• _DESCRIPTION OF THE TASK_:
Each line below should be quoted exactly, please.

• _ENTRIES PROVIDED_:
## Begin
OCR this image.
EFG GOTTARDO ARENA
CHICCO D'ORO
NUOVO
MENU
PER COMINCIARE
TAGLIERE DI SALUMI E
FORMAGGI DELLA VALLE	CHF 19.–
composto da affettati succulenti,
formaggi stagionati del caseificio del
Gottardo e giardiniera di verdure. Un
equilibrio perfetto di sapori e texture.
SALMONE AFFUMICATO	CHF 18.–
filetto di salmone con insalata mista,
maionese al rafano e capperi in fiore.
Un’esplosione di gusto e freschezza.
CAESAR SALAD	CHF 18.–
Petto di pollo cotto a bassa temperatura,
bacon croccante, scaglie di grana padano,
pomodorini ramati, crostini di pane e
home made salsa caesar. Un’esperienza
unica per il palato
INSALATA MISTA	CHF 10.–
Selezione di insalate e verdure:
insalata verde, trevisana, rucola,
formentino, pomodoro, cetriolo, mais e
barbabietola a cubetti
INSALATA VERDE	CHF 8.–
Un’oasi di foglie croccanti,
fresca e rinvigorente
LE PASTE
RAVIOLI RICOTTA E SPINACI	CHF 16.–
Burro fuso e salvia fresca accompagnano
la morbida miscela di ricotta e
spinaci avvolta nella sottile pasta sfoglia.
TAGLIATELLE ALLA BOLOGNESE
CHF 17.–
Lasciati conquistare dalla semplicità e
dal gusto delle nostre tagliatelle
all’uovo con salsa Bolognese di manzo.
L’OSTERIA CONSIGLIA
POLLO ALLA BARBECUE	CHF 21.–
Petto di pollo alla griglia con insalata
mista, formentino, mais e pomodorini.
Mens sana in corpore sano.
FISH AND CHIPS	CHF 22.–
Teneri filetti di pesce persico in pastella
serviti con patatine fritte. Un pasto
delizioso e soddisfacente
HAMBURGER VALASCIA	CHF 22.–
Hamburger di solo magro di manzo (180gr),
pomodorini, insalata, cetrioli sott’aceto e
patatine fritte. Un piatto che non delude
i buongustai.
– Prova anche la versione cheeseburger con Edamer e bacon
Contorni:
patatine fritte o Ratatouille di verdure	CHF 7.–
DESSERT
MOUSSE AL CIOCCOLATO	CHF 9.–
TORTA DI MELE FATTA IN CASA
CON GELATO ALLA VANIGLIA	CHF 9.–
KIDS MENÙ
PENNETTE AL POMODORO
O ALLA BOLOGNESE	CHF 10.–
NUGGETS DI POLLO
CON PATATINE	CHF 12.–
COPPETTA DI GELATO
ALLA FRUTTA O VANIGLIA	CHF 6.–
## End
• _SOLUTION TO THIS TASK_:
OCR this image.
EFG GOTTARDO ARENA
CHICCO D'ORO
NUOVO
MENU
PER COMINCIARE
TAGLIERE DI SALUMI E
FORMAGGI DELLA VALLE	CHF 19.–
composto da affettati succulenti,
formaggi stagionati del caseificio del
Gottardo e giardiniera di verdure. Un
equilibrio perfetto di sapori e texture.
SALMONE AFFUMICATO	CHF 18.–
filetto di salmone con insalata mista,
maionese al rafano e capperi in fiore.
Un’esplosione di gusto e freschezza.
CAESAR SALAD	CHF 18.–
Petto di pollo cotto a bassa temperatura,
bacon croccante, scaglie di grana padano,
pomodorini ramati, crostini di pane e
home made salsa caesar. Un’esperienza
unica per il palato
INSALATA MISTA	CHF 10.–
Selezione di insalate e verdure:
insalata verde, trevisana, rucola,
formentino, pomodoro, cetriolo, mais e
barbabietola a cubetti
INSALATA VERDE	CHF 8.–
Un’oasi di foglie croccanti,
fresca e rinvigorente
LE PASTE
RAVIOLI RICOTTA E SPINACI	CHF 16.–
Burro fuso e salvia fresca accompagnano
la morbida miscela di ricotta e
spinaci avvolta nella sottile pasta sfoglia.
TAGLIATELLE ALLA BOLOGNESE
CHF 17.–
Lasciati conquistare dalla semplicità e
dal gusto delle nostre tagliatelle
all’uovo con salsa Bolognese di manzo.
L’OSTERIA CONSIGLIA
POLLO ALLA BARBECUE	CHF 21.–
Petto di pollo alla griglia con insalata
mista, formentino, mais e pomodorini.
Mens sana in corpore sano.
FISH AND CHIPS	CHF 22.–
Teneri filetti di pesce persico in pastella
serviti con patatine fritte. Un pasto
delizioso e soddisfacente
HAMBURGER VALASCIA	CHF 22.–
Hamburger di solo magro di manzo (180gr),
pomodorini, insalata, cetrioli sott’aceto e
patatine fritte. Un piatto che non delude
i buongustai.
– Prova anche la versione cheeseburger con Edamer e bacon
Contorni:
patatine fritte o Ratatouille di verdure	CHF 7.–
DESSERT
MOUSSE AL CIOCCOLATO	CHF 9.–
TORTA DI MELE FATTA IN CASA
CON GELATO ALLA VANIGLIA	CHF 9.–
KIDS MENÙ
PENNETTE AL POMODORO
O ALLA BOLOGNESE	CHF 10.–
NUGGETS DI POLLO
CON PATATINE	CHF 12.–
COPPETTA DI GELATO
ALLA FRUTTA O VANIGLIA	CHF 6.–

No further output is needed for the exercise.